Aim of the task: Reproduce all records verbatim.

— Begin Materials provided —

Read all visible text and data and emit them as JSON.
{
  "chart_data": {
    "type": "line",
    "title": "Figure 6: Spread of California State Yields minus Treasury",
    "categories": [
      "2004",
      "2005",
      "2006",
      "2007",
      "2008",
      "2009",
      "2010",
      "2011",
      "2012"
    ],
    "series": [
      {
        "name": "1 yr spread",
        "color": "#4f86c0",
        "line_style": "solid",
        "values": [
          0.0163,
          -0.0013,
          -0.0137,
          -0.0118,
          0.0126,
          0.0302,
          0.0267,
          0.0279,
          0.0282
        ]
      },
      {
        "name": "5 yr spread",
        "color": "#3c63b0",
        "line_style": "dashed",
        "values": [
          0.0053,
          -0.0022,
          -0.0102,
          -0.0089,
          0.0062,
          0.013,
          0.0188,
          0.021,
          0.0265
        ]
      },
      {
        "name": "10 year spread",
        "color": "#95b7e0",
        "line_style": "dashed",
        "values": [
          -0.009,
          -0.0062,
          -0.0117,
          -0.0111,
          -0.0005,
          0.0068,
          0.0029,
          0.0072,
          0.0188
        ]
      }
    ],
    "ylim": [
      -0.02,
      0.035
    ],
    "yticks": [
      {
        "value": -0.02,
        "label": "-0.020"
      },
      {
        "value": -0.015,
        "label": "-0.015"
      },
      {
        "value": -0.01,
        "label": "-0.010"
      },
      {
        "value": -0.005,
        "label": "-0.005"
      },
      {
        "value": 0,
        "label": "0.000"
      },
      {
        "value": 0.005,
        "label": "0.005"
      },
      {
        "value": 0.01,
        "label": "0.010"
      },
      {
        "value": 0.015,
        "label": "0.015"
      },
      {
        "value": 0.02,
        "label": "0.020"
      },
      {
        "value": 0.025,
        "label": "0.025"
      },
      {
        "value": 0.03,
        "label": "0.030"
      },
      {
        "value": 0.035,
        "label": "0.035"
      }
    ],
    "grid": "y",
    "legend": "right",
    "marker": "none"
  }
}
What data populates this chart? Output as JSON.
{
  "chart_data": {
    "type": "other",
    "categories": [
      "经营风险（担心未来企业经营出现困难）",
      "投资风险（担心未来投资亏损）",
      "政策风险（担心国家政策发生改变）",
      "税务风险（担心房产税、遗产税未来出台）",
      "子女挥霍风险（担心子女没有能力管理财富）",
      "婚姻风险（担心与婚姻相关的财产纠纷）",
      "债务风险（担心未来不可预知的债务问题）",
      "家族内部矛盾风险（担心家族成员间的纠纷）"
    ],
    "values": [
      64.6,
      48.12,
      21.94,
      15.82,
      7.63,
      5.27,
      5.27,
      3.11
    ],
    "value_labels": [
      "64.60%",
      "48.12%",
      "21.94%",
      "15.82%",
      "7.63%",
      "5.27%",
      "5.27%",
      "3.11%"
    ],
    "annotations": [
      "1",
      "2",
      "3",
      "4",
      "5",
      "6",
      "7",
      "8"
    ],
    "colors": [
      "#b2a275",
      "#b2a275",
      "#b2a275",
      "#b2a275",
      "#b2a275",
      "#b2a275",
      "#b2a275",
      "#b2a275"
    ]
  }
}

— End Materials provided —

Task output:
Read all visible text and data and emit them as JSON.
{
  "chart_data": {
    "type": "line",
    "title": "Figure 6: Spread of California State Yields minus Treasury",
    "categories": [
      "2004",
      "2005",
      "2006",
      "2007",
      "2008",
      "2009",
      "2010",
      "2011",
      "2012"
    ],
    "series": [
      {
        "name": "1 yr spread",
        "color": "#4f86c0",
        "line_style": "solid",
        "values": [
          0.0163,
          -0.0013,
          -0.0137,
          -0.0118,
          0.0126,
          0.0302,
          0.0267,
          0.0279,
          0.0282
        ]
      },
      {
        "name": "5 yr spread",
        "color": "#3c63b0",
        "line_style": "dashed",
        "values": [
          0.0053,
          -0.0022,
          -0.0102,
          -0.0089,
          0.0062,
          0.013,
          0.0188,
          0.021,
          0.0265
        ]
      },
      {
        "name": "10 year spread",
        "color": "#95b7e0",
        "line_style": "dashed",
        "values": [
          -0.009,
          -0.0062,
          -0.0117,
          -0.0111,
          -0.0005,
          0.0068,
          0.0029,
          0.0072,
          0.0188
        ]
      }
    ],
    "ylim": [
      -0.02,
      0.035
    ],
    "yticks": [
      {
        "value": -0.02,
        "label": "-0.020"
      },
      {
        "value": -0.015,
        "label": "-0.015"
      },
      {
        "value": -0.01,
        "label": "-0.010"
      },
      {
        "value": -0.005,
        "label": "-0.005"
      },
      {
        "value": 0,
        "label": "0.000"
      },
      {
        "value": 0.005,
        "label": "0.005"
      },
      {
        "value": 0.01,
        "label": "0.010"
      },
      {
        "value": 0.015,
        "label": "0.015"
      },
      {
        "value": 0.02,
        "label": "0.020"
      },
      {
        "value": 0.025,
        "label": "0.025"
      },
      {
        "value": 0.03,
        "label": "0.030"
      },
      {
        "value": 0.035,
        "label": "0.035"
      }
    ],
    "grid": "y",
    "legend": "right",
    "marker": "none"
  }
}
What data populates this chart? Output as JSON.
{
  "chart_data": {
    "type": "other",
    "categories": [
      "经营风险（担心未来企业经营出现困难）",
      "投资风险（担心未来投资亏损）",
      "政策风险（担心国家政策发生改变）",
      "税务风险（担心房产税、遗产税未来出台）",
      "子女挥霍风险（担心子女没有能力管理财富）",
      "婚姻风险（担心与婚姻相关的财产纠纷）",
      "债务风险（担心未来不可预知的债务问题）",
      "家族内部矛盾风险（担心家族成员间的纠纷）"
    ],
    "values": [
      64.6,
      48.12,
      21.94,
      15.82,
      7.63,
      5.27,
      5.27,
      3.11
    ],
    "value_labels": [
      "64.60%",
      "48.12%",
      "21.94%",
      "15.82%",
      "7.63%",
      "5.27%",
      "5.27%",
      "3.11%"
    ],
    "annotations": [
      "1",
      "2",
      "3",
      "4",
      "5",
      "6",
      "7",
      "8"
    ],
    "colors": [
      "#b2a275",
      "#b2a275",
      "#b2a275",
      "#b2a275",
      "#b2a275",
      "#b2a275",
      "#b2a275",
      "#b2a275"
    ]
  }
}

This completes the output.